What to produce :: Look through the material below. Copy each line that contains the string "thumb".

Data provided ::
START
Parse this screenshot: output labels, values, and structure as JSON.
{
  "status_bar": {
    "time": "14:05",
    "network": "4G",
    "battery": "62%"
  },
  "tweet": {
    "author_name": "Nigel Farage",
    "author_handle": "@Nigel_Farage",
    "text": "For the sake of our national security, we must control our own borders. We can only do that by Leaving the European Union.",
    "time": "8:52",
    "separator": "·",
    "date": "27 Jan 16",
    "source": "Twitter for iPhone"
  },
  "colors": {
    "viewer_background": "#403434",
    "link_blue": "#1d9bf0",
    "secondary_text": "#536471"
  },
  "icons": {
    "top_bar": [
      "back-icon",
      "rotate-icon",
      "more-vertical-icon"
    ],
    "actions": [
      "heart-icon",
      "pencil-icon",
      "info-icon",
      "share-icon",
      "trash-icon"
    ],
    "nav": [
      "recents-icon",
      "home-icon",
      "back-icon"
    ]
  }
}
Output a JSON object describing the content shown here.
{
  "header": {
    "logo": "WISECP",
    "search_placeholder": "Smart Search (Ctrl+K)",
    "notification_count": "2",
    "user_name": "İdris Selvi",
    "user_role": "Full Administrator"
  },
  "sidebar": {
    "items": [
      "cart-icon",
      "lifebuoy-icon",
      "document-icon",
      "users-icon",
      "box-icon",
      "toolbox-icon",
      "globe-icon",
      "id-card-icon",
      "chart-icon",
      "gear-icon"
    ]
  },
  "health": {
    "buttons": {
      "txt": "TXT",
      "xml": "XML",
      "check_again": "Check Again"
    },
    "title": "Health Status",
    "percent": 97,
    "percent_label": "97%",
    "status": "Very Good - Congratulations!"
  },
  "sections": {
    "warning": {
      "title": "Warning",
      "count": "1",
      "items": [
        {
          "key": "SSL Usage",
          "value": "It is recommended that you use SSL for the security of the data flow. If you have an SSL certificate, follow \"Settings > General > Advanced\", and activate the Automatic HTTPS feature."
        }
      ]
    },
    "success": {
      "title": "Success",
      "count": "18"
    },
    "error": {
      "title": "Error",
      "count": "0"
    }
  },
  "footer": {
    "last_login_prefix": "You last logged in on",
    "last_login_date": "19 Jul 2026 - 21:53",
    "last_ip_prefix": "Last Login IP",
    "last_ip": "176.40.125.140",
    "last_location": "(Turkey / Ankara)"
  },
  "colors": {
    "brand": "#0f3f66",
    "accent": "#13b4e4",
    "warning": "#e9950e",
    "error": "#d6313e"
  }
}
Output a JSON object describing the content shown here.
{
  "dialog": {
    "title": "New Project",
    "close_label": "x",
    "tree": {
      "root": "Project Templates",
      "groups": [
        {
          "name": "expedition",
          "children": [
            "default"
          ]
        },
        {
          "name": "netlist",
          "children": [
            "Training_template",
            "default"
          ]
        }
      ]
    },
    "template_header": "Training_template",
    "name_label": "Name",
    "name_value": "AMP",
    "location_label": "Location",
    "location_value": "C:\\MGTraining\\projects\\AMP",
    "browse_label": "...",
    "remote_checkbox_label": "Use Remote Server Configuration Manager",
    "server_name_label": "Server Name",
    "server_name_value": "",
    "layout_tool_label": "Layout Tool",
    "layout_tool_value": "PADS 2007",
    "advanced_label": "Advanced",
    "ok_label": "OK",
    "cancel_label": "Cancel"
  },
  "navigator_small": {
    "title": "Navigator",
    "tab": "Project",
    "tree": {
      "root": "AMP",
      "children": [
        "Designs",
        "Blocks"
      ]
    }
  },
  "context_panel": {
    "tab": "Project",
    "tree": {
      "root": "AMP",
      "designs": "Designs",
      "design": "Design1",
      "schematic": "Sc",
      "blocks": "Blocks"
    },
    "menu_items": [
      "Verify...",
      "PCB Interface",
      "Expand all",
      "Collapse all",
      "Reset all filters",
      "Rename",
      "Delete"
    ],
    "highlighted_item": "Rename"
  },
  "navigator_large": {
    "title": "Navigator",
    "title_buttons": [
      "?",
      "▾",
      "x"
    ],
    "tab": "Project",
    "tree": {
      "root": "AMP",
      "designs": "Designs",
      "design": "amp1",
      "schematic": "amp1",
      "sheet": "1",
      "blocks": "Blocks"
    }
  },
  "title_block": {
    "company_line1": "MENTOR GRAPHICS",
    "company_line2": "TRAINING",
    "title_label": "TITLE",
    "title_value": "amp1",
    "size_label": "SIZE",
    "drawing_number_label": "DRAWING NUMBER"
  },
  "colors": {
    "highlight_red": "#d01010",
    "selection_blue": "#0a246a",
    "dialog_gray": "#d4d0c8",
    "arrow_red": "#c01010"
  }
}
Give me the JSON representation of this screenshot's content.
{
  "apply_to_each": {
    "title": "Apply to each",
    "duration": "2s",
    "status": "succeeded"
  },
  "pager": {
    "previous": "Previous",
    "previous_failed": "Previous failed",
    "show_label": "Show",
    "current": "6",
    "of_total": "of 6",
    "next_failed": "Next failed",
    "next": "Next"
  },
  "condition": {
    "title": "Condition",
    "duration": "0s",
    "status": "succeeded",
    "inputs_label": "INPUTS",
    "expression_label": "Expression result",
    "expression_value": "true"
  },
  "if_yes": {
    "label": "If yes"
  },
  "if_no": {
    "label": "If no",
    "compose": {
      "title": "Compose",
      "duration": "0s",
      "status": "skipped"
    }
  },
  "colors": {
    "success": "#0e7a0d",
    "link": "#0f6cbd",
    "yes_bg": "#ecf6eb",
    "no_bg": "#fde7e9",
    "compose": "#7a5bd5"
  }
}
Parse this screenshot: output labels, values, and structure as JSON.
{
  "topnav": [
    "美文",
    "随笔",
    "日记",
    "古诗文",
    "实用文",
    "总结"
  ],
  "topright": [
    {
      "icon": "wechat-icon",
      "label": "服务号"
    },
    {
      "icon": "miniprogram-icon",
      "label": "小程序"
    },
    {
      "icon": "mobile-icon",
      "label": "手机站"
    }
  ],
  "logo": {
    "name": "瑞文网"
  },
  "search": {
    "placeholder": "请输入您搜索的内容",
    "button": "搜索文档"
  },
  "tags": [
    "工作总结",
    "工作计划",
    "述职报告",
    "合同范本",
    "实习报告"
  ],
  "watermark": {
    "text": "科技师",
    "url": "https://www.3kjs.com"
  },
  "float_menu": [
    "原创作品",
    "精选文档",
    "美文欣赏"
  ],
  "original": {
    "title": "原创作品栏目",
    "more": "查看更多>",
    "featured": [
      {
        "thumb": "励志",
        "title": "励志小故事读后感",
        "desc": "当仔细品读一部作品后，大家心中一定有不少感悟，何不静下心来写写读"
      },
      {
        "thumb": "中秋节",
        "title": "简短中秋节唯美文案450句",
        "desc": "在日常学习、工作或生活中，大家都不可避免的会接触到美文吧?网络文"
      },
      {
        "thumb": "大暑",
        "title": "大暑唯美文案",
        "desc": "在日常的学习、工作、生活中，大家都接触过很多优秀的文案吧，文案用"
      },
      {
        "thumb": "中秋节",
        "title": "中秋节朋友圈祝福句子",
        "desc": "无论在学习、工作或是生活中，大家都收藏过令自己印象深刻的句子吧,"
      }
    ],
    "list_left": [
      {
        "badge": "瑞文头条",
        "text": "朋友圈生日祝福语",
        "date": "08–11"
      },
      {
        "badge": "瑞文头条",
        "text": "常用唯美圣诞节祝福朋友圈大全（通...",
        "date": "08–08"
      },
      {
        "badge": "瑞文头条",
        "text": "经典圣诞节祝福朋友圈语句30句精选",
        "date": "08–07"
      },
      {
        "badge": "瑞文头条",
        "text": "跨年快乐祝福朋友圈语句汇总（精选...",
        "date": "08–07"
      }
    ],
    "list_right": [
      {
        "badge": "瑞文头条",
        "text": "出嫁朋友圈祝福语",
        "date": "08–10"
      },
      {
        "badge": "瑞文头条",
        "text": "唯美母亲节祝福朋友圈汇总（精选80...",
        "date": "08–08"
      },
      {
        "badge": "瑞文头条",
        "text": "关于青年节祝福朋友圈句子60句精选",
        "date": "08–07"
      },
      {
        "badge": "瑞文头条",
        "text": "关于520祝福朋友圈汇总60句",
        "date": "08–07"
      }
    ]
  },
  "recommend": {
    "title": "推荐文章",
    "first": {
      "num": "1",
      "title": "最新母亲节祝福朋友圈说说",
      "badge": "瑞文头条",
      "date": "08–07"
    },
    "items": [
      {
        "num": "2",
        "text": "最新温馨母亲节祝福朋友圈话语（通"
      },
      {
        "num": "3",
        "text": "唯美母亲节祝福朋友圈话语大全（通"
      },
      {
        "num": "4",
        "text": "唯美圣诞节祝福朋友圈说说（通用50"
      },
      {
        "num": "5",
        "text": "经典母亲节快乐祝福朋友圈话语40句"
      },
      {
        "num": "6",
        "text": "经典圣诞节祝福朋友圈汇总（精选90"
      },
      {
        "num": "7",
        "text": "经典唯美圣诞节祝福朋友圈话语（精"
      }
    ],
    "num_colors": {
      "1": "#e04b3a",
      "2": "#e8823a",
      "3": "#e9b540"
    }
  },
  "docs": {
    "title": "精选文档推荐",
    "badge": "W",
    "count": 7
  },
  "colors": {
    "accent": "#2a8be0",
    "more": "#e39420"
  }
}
END
Complete output ::
        "thumb": "励志",
        "thumb": "中秋节",
        "thumb": "大暑",
        "thumb": "中秋节",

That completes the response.